*Exercise aim:* Collect every line of the rows that contains the string "Authentication", matching case.

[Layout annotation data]
···

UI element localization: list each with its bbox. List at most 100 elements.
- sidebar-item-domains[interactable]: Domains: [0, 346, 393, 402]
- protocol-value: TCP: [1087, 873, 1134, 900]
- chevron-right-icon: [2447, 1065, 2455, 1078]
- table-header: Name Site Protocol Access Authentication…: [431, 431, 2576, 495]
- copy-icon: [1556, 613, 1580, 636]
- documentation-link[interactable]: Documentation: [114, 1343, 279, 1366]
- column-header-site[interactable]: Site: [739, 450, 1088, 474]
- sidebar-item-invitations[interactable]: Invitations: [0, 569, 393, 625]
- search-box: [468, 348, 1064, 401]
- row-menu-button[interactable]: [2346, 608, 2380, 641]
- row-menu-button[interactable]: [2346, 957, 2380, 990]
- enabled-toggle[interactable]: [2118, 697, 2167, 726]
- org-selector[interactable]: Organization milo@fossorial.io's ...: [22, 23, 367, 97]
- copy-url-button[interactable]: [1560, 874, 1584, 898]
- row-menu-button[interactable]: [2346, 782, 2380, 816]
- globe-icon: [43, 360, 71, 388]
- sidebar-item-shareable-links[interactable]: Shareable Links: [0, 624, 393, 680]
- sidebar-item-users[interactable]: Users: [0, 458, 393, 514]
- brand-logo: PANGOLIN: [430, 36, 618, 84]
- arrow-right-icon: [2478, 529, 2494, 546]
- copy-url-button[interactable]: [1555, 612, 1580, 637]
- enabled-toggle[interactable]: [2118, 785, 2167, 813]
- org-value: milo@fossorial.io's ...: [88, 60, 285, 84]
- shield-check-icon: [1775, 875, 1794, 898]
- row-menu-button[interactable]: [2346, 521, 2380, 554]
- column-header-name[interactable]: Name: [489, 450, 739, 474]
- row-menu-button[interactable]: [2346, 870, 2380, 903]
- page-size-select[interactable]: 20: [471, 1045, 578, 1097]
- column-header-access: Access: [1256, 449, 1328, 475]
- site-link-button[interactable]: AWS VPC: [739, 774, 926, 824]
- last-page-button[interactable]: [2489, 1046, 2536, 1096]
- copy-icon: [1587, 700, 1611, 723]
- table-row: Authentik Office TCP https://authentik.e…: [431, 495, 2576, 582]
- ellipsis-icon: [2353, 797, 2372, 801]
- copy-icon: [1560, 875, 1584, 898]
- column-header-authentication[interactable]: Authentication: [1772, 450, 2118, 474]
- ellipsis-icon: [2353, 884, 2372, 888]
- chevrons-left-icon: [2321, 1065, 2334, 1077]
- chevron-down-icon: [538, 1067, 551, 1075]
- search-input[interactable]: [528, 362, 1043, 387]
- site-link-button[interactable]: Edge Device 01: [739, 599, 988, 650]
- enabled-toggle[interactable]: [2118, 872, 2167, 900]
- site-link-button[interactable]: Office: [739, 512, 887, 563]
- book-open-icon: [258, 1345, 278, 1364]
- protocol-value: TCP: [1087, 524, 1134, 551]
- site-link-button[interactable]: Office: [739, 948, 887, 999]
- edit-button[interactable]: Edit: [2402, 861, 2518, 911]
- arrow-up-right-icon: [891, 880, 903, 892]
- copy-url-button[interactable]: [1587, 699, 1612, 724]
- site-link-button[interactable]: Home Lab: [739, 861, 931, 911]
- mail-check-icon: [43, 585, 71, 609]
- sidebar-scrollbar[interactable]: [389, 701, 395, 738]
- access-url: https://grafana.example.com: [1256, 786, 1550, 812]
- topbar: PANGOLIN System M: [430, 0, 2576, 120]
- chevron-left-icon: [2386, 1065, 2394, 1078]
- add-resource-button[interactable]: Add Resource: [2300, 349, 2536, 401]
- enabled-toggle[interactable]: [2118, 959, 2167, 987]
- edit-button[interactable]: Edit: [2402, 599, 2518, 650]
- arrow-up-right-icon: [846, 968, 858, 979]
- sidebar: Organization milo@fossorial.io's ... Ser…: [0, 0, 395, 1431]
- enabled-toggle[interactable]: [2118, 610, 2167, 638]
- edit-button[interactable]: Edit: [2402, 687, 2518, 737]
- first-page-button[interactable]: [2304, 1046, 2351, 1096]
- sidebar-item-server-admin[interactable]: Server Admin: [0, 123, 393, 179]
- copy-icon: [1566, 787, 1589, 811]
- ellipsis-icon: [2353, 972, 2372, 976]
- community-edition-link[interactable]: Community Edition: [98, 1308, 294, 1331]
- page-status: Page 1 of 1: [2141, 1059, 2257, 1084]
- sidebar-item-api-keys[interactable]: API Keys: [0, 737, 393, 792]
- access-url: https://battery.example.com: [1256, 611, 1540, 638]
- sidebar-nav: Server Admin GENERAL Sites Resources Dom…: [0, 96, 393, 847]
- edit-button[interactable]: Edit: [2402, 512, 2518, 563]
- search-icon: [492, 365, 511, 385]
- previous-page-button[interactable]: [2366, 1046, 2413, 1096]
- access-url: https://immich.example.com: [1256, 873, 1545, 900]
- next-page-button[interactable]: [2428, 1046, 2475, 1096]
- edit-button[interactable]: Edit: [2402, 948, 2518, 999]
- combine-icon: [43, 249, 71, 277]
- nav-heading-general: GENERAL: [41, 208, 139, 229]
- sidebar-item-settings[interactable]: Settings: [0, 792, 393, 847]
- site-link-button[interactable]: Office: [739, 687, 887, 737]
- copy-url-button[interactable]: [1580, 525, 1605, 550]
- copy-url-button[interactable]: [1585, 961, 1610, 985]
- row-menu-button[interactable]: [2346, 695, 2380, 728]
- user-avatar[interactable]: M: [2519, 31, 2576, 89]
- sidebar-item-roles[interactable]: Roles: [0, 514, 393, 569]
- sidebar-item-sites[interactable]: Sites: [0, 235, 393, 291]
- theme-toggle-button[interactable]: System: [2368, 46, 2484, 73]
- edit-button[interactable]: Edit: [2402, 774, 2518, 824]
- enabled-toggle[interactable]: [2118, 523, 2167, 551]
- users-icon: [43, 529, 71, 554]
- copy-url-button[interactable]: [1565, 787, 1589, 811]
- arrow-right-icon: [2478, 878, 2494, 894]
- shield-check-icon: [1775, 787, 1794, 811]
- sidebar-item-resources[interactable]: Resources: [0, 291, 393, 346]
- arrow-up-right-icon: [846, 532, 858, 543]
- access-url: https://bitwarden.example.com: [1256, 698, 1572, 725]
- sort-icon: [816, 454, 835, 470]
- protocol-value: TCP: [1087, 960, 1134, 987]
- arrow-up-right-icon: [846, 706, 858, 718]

···

*Answer below:*
- table-header: Name Site Protocol Access Authentication…: [431, 431, 2576, 495]
- column-header-authentication[interactable]: Authentication: [1772, 450, 2118, 474]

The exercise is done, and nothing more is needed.